Information and Communication Technologies (ICT) are continuously shaping the everyday life of billion of people. The impacts on public and private organizations and the products that they offer are already tangible before our eyes, both in terms of benefits and risks. However, while the enthusiasm about the positive effects of developing new technologies has been always at the center of attention, concerns about their impact on humans and society have less been part of the public and scientific debate. Recently, we have seen a change of this trend, thanks also to several initiatives of many institutions (FAT/ML, ACM FAT* among the others), which are encouraging the various communities to discuss AI-related ethical, legal and economic issues.
The aim of this group is to stimulate the debate related to FATE in ICT within the UPF, and in particular the DTIC community. The rich diversity of research fields presents in our department provides an heterogeneous space, and at the same time the FATE framework provides a common ground for debating, from which we imagine that every participant can benefit.
In the first iteration (Spring/Summer 2019), we have invited five speakers who will present how in different fields the use of “intelligent systems” are already impacting our society.
|Automation of personal data and consumer law enforcement using AI||Francesca Lagioia|
|Human behaviour and machine intelligence||Emilia Gomez|
|Big Data, Machine Learning and Justice||Ricardo Baeza-Yates|
|Profiling and automated decision making under the General Data Protection Regulation||Antoni Rubí-Puig|
|Impact of machine intelligence in healthcare (*)||Sergio Sánchez-Martínez|
(*) Note that, in addition, on July 5th BCN MedTech at DTIC-UPF organises with EC's JRC the full-day "Workshop on the impact of artificial intelligence in healthcare" (Details and registration)
Automation of personal data and consumer law enforcement using AI
by Francesca Lagioia, postdoctoral research fellow at Interdepartmental Centre for Research in the History, Philosophy, and Sociology of Law and in Computer Science and Law (CIRSFID) at the University of Bologna, and Research Associate at the European University Institute (EUI)

[Document layout analysis records]
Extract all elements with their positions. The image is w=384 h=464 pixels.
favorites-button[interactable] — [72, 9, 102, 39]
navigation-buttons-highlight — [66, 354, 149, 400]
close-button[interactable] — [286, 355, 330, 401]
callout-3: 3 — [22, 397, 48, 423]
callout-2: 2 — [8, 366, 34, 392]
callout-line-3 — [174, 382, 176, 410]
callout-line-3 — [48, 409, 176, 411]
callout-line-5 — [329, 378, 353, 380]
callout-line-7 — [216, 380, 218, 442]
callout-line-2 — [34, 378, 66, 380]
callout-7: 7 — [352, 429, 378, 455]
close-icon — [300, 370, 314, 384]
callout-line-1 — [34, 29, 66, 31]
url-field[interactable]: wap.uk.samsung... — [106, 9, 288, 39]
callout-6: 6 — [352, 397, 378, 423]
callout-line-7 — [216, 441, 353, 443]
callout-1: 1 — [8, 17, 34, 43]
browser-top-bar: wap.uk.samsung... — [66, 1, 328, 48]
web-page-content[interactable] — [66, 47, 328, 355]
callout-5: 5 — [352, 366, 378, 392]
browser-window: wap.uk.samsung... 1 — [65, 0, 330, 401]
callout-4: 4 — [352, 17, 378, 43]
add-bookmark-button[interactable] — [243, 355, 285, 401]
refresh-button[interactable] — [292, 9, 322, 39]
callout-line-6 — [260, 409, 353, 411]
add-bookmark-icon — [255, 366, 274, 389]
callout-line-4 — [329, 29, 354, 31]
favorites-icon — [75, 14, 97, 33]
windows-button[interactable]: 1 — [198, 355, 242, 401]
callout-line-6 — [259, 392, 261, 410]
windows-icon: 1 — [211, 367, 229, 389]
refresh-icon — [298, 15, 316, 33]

# WORK REQUEST A:
In the page about the FATE discussion group, which speaker gives the talk titled "Big Data, Machine Learning and Justice"?
# WORK REQUEST B:
Go on with the page about the FATE discussion group, starting right after its last line.

# WRITTEN ANSWER A:
Ricardo Baeza-Yates

# WRITTEN ANSWER B:
Despite the European Consumer Law and EU General Data Protection Regulation (GDPR) are in place, and despite enforcers’ competence for abstract control, Terms of Services and Privacy Policies of online services still often fail to comply with regulations. Artificial intelligence and in particular machine learning methods can be used for automating the legal evaluation of both terms of services and privacy policies, in order to empower the civil society representing the interests of consumers.
- Lippi, M., Pałka, P., Contissa, G., Lagioia, F., Micklitz, H. W., Sartor, G., & Torroni, P. (2019). CLAUDETTE: an automated detector of potentially unfair clauses in online terms of service. Artificial Intelligence and Law, 27(2), 117–139. https://doi.org/10.1007/s10506-019-09243-2
Human behaviour and machine intelligence
by Emilia Gomez, lead scientist of the HUMAINT project at the Centre for Advanced Studies, Joint Research Centre, European Commission, and head of the MIR (Music Information Research) lab of the Music Technology Group (MTG) at UPF.
AI systems are already embedded in our daily life, e.g. when finding our way in the city or listening to music. In this lecture we will provide some examples of the impact that AI, in particular data-driven machine learning algorithms and social robots, have in human behavior. We will focus on four main use cases: ML algorithms for decision making, child-robot interaction, AI impact on tasks that we do at work, and music & well being. We will explain the challenges of assessing this impact and making sure those systems are developed “with” and “for” people's welfare
- Gomez Gutierrez, E. et al. (2018). Assessing the impact of machine intelligence on human behaviour: an interdisciplinary endeavour. Joint Research Centre Conference and Workshop Reports. https://arxiv.org/abs/1806.03192
Big Data, Machine Learning and Justice
In this presentation we start with the main challenges of using big data and machine learning, including scalability and fairness. We exemplify these challenges analyzing how machine learning has been applied in justice and how human biases are exposed by models that learn from human data. However, even though these models are not perfect, they are many times better than humans because they are always coherent in their decisions. We will finish with some bad and good practices that should be avoided or enforced, respectively, when training machine learning models.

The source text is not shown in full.